▸ **EXERCISE GOAL**
Check every line of the entries that follow, and copy the ones containing "false".

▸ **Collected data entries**
• • • • • • •

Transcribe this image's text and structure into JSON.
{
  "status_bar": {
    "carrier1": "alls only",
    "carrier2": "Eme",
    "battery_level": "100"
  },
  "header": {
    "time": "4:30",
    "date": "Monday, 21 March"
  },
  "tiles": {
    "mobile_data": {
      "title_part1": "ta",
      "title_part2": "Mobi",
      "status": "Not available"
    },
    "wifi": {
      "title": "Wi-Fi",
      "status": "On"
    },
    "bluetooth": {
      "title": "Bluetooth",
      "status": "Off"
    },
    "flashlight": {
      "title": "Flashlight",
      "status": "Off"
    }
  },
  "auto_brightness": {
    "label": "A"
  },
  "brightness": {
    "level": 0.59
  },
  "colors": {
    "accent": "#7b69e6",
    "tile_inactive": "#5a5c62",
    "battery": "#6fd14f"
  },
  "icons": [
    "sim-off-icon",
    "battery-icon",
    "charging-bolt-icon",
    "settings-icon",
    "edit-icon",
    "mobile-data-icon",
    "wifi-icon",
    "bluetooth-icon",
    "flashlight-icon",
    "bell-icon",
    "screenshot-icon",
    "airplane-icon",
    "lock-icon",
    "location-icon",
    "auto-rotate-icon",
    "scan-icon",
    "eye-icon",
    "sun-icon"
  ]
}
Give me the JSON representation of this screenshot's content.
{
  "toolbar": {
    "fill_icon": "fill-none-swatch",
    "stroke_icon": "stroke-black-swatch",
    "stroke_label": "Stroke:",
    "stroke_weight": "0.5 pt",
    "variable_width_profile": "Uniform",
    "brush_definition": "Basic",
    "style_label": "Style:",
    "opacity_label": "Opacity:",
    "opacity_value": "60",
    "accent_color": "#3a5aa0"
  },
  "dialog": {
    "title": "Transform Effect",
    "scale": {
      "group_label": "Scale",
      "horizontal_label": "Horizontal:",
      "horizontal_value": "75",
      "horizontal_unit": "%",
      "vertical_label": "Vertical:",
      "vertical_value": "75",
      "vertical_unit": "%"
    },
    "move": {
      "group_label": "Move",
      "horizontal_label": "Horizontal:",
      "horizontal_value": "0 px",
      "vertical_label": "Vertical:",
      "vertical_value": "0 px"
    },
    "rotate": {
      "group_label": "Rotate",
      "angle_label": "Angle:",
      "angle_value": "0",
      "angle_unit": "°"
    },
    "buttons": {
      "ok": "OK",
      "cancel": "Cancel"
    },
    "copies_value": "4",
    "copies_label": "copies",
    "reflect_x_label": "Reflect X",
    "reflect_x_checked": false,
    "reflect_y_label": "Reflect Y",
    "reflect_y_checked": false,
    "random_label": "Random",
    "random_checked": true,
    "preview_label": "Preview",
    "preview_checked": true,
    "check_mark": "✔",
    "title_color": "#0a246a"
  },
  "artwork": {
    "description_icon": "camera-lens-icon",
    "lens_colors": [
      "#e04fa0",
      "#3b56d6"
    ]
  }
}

• • • • • • •

▸ **EXERCISE OUTPUT**
    "reflect_x_checked": false,
    "reflect_y_checked": false,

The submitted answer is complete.